# [AIM OF THE TASK]
Below are the records; locate each line with the word "inner" and copy it.

# [DATA FOR THIS TASK]
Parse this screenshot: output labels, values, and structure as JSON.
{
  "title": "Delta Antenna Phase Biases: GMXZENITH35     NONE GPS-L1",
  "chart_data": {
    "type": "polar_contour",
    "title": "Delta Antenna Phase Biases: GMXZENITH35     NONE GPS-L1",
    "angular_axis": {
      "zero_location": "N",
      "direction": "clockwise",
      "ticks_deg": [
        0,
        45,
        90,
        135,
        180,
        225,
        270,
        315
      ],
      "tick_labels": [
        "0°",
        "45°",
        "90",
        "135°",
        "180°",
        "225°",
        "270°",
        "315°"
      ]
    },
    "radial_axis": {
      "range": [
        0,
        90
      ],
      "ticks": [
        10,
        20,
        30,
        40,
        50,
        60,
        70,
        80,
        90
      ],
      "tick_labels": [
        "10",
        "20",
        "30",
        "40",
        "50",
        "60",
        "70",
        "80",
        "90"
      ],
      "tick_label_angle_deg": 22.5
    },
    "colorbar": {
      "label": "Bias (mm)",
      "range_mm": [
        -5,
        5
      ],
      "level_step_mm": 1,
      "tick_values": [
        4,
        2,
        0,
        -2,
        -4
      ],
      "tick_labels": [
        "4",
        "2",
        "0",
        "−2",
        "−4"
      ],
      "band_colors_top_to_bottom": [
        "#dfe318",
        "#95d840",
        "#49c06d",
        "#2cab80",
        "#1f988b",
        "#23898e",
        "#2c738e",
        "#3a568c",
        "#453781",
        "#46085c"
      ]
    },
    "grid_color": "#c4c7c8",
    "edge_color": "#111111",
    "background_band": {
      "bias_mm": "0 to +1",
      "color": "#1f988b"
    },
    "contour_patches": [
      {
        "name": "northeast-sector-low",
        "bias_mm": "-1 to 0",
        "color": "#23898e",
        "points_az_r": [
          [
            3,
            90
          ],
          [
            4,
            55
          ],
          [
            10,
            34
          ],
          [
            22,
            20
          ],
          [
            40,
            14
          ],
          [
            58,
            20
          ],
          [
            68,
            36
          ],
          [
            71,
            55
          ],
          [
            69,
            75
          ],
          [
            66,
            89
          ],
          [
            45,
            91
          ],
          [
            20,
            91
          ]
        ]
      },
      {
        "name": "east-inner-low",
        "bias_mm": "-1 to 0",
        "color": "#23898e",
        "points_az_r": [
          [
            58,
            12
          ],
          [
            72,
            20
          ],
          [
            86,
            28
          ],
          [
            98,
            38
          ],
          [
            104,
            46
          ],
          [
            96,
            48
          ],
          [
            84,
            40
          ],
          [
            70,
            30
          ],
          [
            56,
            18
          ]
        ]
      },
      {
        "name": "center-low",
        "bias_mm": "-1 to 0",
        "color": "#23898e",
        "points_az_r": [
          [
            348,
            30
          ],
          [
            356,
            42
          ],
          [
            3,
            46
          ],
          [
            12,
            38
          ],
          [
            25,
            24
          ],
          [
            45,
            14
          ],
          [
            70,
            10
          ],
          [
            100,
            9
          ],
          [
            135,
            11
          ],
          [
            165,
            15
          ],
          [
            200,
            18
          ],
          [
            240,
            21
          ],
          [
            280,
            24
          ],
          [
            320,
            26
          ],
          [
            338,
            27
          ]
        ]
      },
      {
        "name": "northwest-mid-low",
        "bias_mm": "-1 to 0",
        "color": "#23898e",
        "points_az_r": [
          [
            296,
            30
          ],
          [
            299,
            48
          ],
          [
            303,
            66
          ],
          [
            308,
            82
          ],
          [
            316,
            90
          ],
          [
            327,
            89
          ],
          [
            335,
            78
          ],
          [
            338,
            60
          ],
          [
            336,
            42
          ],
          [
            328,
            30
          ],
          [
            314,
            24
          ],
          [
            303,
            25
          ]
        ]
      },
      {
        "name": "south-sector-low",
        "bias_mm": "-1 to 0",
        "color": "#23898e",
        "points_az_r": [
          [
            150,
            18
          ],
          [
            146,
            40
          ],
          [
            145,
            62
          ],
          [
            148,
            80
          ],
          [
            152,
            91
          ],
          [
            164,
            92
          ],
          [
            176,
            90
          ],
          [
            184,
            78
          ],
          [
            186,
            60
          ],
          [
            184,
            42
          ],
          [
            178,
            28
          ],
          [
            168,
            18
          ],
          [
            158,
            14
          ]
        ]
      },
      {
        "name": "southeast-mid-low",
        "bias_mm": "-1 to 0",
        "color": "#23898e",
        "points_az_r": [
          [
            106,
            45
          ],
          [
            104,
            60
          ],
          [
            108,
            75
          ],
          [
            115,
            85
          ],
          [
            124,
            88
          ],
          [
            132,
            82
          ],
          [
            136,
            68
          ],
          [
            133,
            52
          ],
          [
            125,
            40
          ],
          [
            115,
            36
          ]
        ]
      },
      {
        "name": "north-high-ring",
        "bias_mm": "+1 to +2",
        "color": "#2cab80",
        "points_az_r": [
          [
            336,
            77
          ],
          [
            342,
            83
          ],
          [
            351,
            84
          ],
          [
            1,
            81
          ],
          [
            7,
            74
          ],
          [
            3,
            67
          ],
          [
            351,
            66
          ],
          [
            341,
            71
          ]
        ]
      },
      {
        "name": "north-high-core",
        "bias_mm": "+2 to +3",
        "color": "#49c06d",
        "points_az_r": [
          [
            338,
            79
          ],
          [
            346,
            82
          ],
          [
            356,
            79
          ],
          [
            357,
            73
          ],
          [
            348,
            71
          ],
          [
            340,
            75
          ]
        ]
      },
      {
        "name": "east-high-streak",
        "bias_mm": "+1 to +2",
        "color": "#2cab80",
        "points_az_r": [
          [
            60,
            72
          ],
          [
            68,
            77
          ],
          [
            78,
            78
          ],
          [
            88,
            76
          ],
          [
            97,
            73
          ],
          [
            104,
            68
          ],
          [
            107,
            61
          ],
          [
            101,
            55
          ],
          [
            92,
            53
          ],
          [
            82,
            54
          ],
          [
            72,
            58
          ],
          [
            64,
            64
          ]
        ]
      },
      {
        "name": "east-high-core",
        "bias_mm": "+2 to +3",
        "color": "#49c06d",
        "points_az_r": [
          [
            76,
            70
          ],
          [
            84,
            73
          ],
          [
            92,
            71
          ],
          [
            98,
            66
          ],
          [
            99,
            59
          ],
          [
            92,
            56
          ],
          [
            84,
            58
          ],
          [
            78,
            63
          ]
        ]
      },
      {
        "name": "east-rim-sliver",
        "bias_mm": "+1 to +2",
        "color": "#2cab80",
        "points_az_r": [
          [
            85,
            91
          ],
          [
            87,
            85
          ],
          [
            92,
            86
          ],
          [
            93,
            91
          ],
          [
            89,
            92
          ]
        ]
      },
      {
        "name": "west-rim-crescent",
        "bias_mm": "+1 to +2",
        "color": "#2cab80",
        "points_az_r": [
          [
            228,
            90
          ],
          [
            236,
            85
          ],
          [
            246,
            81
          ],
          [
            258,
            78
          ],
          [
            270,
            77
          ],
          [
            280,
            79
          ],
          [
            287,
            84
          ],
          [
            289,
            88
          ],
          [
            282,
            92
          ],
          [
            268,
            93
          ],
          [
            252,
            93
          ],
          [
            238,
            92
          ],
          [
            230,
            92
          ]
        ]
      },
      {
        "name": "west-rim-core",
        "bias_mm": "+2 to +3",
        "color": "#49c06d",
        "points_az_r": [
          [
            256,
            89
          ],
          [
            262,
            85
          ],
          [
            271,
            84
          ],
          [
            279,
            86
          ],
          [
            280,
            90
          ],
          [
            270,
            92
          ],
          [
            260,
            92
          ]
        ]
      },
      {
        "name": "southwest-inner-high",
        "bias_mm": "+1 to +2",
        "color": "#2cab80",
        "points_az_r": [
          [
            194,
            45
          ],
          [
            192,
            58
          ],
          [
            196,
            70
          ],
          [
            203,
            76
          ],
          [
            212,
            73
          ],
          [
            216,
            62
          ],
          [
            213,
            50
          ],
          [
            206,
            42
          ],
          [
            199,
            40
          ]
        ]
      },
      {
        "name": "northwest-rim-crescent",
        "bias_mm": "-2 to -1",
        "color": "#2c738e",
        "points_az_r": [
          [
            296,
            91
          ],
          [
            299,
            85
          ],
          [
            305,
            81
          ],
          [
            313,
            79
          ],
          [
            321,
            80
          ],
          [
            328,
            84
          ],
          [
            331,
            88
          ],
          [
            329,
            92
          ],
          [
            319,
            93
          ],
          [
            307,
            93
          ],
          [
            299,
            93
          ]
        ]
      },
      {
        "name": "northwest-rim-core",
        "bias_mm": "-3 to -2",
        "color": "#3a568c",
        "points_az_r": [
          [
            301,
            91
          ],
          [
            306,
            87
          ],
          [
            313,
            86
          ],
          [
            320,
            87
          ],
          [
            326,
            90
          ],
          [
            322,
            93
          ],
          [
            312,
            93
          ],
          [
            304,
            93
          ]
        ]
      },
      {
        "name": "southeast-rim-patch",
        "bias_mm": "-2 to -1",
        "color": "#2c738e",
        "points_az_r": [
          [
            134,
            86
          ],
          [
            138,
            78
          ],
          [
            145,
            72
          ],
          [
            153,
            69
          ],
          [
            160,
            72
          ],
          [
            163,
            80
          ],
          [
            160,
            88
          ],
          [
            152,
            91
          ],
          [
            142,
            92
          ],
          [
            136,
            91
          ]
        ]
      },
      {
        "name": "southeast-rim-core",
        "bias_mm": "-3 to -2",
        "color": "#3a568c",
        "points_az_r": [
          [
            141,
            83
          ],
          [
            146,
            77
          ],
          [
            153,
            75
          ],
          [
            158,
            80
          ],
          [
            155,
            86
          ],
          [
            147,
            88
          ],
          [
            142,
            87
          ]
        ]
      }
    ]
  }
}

# [THE RESULT]
        "name": "east-inner-low",
        "name": "southwest-inner-high",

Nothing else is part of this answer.